• WRITTEN PROBLEM A
Reproduce the passage of the detailing thread that begins with "To clarify this" and continues through "apologies for that..........".

• READING TEXT
Yeah the S3 was in a bad way though, the driver's side had been 'wiped out' to say the least and there was no way the G220 was going to bring those scratches out...............:lol:

Started at 9AM and finished just before 5PM...............:thumb:



Andy2407 said:


> Great job there Mr Baker - the vRS estate is looking good - as is Ross's Unit 18!
> 
> Just to be picky though, is this wheel on the wrong side of the car....
> 
> It looks like the rear passenger side to me, and therefore the direction of rotation should be the other way


Thanks for that Andy, we were motoring along all day and after I had sealed the wheels they did indeed get put on incorrectly but it's no problem as the car will have them back off in a jiffy with all the other work to be done.......:thumb:



Drysponge said:


> Morning Simon :thumb: :wave:
> 
> Nice detail and great write up again....:thumb:
> I love the pressure washer action shots!!!!! :detailer:
> ...


Morning Mart.................:wave:

Something a little different this weekend and not bad for a high miler, where do these high miler Skoda's come from hey..................:lol:


----------



## nick_mcuk (Jan 4, 2008)

Andy2407 said:


> Great job there Mr Baker - the vRS estate is looking good - as is Ross's Unit 18!
> 
> Just to be picky though, is this wheel on the wrong side of the car....
> 
> ...


I would agree...thats deffo the N/S Rear!...either wrong wheel or the tyre has been put on the wrong way round!!

Nice job though...I did a Winter protection detail on a silver Fabia Estate last year in Oct/Nov time and would agree its dificult to make silver look good did you do anything to the engine bay???

One question how long did you leave between the 3 coats of wax?


----------



## ryand (Jul 18, 2008)

Cracking job as usual!

Some subtle rear tints would set that off a treat!


----------



## Baker21 (Aug 7, 2007)

nick_mcuk said:


> I would agree...thats deffo the N/S Rear!...either wrong wheel or the tyre has been put on the wrong way round!!
> 
> Nice job though...I did a Winter protection detail on a silver Fabia Estate last year in Oct/Nov time and would agree its dificult to make silver look good did you do anything to the engine bay???
> 
> One question how long did you leave between the 3 coats of wax?


To clarify this is wheel is on the wrong hub, it was an error and as the car is not finished and needs the brakes bleeding this is a 5 minute job to change........:wall:

I did clean the engine bay but forgot to take some pictures so apologies for that..........

Wax wise I left around 15-20 mins in between coats while I worked on the interior and other external bits and pieces........

• WRITTEN PROBLEM B
In the records, from the first line through the line containing "244, 374, 251]", swap "heatmap-cell" for "heatmap-tile" and leave everything else as it is. Return only those lines.

• SUPPLIED RECORDS
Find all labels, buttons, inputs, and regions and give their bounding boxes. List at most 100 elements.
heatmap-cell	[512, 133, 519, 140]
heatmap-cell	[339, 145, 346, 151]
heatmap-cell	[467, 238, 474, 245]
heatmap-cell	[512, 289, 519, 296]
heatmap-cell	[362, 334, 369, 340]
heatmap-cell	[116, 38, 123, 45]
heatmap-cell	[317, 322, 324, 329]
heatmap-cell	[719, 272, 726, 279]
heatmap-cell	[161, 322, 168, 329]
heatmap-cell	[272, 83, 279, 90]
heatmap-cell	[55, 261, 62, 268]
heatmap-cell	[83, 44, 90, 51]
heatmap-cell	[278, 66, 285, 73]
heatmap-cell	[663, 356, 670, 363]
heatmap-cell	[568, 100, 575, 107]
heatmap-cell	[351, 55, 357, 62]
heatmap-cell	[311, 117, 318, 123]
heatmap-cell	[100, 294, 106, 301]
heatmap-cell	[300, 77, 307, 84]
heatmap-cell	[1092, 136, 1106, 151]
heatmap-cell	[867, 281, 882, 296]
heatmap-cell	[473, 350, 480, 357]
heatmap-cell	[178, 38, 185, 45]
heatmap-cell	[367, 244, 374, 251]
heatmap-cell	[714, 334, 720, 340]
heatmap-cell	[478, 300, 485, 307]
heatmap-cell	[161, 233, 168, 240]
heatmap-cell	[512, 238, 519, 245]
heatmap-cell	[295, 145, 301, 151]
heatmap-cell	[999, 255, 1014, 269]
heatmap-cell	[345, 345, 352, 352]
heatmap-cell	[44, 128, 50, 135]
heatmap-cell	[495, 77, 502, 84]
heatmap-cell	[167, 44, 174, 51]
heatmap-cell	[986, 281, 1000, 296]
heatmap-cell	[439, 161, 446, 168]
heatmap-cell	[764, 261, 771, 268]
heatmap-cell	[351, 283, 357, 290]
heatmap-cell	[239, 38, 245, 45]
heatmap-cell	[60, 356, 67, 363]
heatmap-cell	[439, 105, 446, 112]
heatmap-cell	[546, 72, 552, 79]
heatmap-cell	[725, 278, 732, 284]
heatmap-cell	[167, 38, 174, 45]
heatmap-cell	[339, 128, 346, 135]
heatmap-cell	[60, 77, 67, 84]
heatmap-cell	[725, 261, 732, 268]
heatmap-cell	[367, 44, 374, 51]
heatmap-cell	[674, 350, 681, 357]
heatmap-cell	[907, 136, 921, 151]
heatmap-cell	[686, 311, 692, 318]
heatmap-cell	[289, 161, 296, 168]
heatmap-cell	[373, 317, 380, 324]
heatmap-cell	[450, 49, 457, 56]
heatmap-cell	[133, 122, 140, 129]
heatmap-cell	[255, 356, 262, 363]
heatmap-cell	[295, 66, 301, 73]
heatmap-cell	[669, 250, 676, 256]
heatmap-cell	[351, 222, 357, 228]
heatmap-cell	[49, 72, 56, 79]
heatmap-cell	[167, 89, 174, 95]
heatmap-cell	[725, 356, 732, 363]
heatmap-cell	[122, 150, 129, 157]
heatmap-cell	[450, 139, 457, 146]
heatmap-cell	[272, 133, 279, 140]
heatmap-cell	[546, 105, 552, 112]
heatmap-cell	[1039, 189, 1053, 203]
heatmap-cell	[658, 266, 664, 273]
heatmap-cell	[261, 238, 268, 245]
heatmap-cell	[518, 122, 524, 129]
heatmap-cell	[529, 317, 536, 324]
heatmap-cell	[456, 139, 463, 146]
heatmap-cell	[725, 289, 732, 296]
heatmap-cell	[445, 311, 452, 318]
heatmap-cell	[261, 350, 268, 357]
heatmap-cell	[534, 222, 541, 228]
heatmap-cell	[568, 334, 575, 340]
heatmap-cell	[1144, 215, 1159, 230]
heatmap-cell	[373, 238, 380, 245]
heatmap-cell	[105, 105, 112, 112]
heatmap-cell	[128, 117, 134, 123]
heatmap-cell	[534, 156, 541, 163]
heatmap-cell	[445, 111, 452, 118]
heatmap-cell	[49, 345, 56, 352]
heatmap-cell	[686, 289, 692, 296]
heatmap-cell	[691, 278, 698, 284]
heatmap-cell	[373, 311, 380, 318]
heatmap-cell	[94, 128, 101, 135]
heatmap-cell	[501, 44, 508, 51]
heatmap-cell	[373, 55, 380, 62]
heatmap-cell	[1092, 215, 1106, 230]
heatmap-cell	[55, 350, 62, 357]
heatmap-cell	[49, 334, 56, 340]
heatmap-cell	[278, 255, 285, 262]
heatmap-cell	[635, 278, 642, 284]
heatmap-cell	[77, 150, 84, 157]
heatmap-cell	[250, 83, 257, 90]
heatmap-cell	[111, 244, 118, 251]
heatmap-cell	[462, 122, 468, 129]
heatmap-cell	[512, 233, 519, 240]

• FINAL RESULT A
To clarify this is wheel is on the wrong hub, it was an error and as the car is not finished and needs the brakes bleeding this is a 5 minute job to change........:wall:

I did clean the engine bay but forgot to take some pictures so apologies for that..........

• FINAL RESULT B
Find all labels, buttons, inputs, and regions and give their bounding boxes. List at most 100 elements.
heatmap-tile	[512, 133, 519, 140]
heatmap-tile	[339, 145, 346, 151]
heatmap-tile	[467, 238, 474, 245]
heatmap-tile	[512, 289, 519, 296]
heatmap-tile	[362, 334, 369, 340]
heatmap-tile	[116, 38, 123, 45]
heatmap-tile	[317, 322, 324, 329]
heatmap-tile	[719, 272, 726, 279]
heatmap-tile	[161, 322, 168, 329]
heatmap-tile	[272, 83, 279, 90]
heatmap-tile	[55, 261, 62, 268]
heatmap-tile	[83, 44, 90, 51]
heatmap-tile	[278, 66, 285, 73]
heatmap-tile	[663, 356, 670, 363]
heatmap-tile	[568, 100, 575, 107]
heatmap-tile	[351, 55, 357, 62]
heatmap-tile	[311, 117, 318, 123]
heatmap-tile	[100, 294, 106, 301]
heatmap-tile	[300, 77, 307, 84]
heatmap-tile	[1092, 136, 1106, 151]
heatmap-tile	[867, 281, 882, 296]
heatmap-tile	[473, 350, 480, 357]
heatmap-tile	[178, 38, 185, 45]
heatmap-tile	[367, 244, 374, 251]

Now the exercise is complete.